** Begin Input records **

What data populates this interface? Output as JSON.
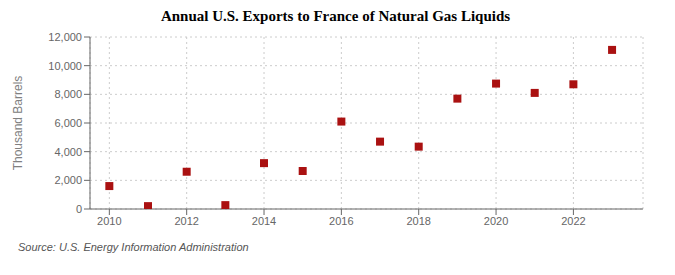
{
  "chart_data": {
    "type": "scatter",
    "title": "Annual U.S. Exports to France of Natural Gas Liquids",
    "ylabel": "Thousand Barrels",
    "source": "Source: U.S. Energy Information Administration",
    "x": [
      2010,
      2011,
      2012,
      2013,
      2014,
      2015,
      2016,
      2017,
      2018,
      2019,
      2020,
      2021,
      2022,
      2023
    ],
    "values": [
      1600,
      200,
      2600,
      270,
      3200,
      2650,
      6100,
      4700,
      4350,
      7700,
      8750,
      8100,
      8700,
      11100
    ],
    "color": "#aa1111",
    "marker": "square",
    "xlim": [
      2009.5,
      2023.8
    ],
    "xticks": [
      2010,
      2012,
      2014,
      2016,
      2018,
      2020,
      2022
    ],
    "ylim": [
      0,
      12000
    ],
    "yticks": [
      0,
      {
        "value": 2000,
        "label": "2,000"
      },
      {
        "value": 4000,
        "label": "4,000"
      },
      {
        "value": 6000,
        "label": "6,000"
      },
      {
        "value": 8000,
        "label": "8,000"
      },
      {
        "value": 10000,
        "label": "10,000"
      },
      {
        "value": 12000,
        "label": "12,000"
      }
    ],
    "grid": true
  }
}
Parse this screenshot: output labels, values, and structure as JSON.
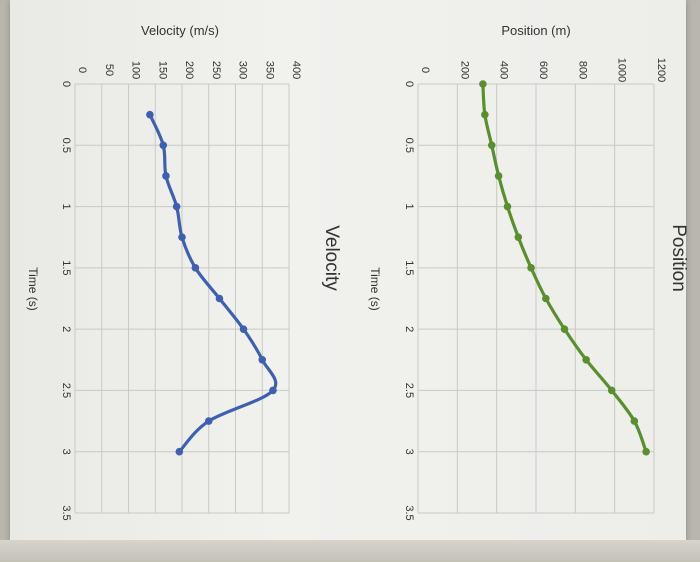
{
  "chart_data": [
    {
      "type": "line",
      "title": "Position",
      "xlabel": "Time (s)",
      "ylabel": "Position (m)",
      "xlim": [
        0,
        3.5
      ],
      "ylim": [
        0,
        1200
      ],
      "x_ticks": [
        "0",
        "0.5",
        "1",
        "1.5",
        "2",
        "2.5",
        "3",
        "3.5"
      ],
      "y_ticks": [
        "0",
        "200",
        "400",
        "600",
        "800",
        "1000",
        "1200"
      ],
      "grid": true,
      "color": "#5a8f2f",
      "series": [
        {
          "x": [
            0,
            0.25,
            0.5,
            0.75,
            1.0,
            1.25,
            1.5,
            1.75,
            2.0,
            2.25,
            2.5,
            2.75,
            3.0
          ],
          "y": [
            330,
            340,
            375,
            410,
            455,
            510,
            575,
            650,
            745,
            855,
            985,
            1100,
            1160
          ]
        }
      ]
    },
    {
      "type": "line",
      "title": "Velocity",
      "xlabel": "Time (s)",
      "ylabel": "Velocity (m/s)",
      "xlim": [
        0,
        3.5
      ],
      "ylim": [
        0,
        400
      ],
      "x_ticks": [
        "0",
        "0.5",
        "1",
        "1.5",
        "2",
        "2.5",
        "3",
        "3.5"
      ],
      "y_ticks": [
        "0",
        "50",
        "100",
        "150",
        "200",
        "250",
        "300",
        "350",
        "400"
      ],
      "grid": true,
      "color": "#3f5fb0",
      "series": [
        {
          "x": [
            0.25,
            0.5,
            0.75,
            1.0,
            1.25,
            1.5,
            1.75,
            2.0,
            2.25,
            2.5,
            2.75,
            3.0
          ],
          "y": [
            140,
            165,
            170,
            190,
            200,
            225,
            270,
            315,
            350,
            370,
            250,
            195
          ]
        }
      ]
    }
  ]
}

** End Input records **

Write out the listing above again, exactly, but with no pictures in the copy.

Solution for this exercise:
What data populates this interface? Output as JSON.
{
  "chart_data": {
    "type": "scatter",
    "title": "Annual U.S. Exports to France of Natural Gas Liquids",
    "ylabel": "Thousand Barrels",
    "source": "Source: U.S. Energy Information Administration",
    "x": [
      2010,
      2011,
      2012,
      2013,
      2014,
      2015,
      2016,
      2017,
      2018,
      2019,
      2020,
      2021,
      2022,
      2023
    ],
    "values": [
      1600,
      200,
      2600,
      270,
      3200,
      2650,
      6100,
      4700,
      4350,
      7700,
      8750,
      8100,
      8700,
      11100
    ],
    "color": "#aa1111",
    "marker": "square",
    "xlim": [
      2009.5,
      2023.8
    ],
    "xticks": [
      2010,
      2012,
      2014,
      2016,
      2018,
      2020,
      2022
    ],
    "ylim": [
      0,
      12000
    ],
    "yticks": [
      0,
      {
        "value": 2000,
        "label": "2,000"
      },
      {
        "value": 4000,
        "label": "4,000"
      },
      {
        "value": 6000,
        "label": "6,000"
      },
      {
        "value": 8000,
        "label": "8,000"
      },
      {
        "value": 10000,
        "label": "10,000"
      },
      {
        "value": 12000,
        "label": "12,000"
      }
    ],
    "grid": true
  }
}
Parse this screenshot: output labels, values, and structure as JSON.
{
  "chart_data": [
    {
      "type": "line",
      "title": "Position",
      "xlabel": "Time (s)",
      "ylabel": "Position (m)",
      "xlim": [
        0,
        3.5
      ],
      "ylim": [
        0,
        1200
      ],
      "x_ticks": [
        "0",
        "0.5",
        "1",
        "1.5",
        "2",
        "2.5",
        "3",
        "3.5"
      ],
      "y_ticks": [
        "0",
        "200",
        "400",
        "600",
        "800",
        "1000",
        "1200"
      ],
      "grid": true,
      "color": "#5a8f2f",
      "series": [
        {
          "x": [
            0,
            0.25,
            0.5,
            0.75,
            1.0,
            1.25,
            1.5,
            1.75,
            2.0,
            2.25,
            2.5,
            2.75,
            3.0
          ],
          "y": [
            330,
            340,
            375,
            410,
            455,
            510,
            575,
            650,
            745,
            855,
            985,
            1100,
            1160
          ]
        }
      ]
    },
    {
      "type": "line",
      "title": "Velocity",
      "xlabel": "Time (s)",
      "ylabel": "Velocity (m/s)",
      "xlim": [
        0,
        3.5
      ],
      "ylim": [
        0,
        400
      ],
      "x_ticks": [
        "0",
        "0.5",
        "1",
        "1.5",
        "2",
        "2.5",
        "3",
        "3.5"
      ],
      "y_ticks": [
        "0",
        "50",
        "100",
        "150",
        "200",
        "250",
        "300",
        "350",
        "400"
      ],
      "grid": true,
      "color": "#3f5fb0",
      "series": [
        {
          "x": [
            0.25,
            0.5,
            0.75,
            1.0,
            1.25,
            1.5,
            1.75,
            2.0,
            2.25,
            2.5,
            2.75,
            3.0
          ],
          "y": [
            140,
            165,
            170,
            190,
            200,
            225,
            270,
            315,
            350,
            370,
            250,
            195
          ]
        }
      ]
    }
  ]
}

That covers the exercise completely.